» Task directions
Locate the string "статистика" in the records below. Copy every line where it occurs.

» Data rows
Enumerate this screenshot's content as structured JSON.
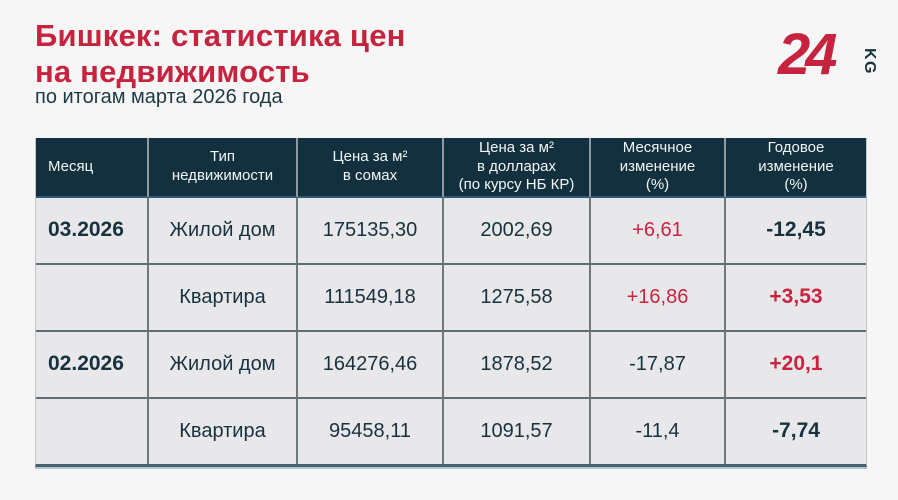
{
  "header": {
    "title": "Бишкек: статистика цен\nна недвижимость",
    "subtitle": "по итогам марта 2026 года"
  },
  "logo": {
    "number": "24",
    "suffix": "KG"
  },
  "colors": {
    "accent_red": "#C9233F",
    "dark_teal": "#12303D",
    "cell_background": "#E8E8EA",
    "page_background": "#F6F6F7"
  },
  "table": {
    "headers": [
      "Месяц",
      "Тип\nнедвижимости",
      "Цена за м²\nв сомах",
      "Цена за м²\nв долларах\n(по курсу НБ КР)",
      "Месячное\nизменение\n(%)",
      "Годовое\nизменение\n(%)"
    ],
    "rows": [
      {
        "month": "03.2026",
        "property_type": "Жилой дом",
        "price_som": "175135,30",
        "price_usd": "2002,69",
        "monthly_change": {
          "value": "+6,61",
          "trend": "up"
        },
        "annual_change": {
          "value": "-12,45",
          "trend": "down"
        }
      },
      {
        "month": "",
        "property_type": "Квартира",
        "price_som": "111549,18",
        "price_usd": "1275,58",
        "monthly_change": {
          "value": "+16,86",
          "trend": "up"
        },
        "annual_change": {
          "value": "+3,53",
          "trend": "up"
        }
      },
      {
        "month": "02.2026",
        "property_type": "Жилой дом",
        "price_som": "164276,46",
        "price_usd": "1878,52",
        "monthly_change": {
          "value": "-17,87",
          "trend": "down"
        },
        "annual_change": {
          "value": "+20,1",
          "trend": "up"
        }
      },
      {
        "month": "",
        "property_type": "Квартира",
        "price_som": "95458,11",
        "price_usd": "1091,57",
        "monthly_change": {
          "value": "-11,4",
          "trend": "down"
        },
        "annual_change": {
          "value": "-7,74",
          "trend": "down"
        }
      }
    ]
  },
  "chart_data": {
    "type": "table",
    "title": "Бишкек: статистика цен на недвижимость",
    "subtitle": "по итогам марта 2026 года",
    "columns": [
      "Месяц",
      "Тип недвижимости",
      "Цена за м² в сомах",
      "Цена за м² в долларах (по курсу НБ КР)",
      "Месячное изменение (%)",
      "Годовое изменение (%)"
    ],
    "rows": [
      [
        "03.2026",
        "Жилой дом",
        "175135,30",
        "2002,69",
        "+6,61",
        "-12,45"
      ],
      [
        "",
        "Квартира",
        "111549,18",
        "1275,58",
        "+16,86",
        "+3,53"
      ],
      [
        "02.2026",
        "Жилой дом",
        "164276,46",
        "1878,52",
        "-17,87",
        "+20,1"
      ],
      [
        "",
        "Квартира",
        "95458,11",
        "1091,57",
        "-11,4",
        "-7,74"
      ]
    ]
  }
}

» Correct result
    "title": "Бишкек: статистика цен\nна недвижимость",
    "title": "Бишкек: статистика цен на недвижимость",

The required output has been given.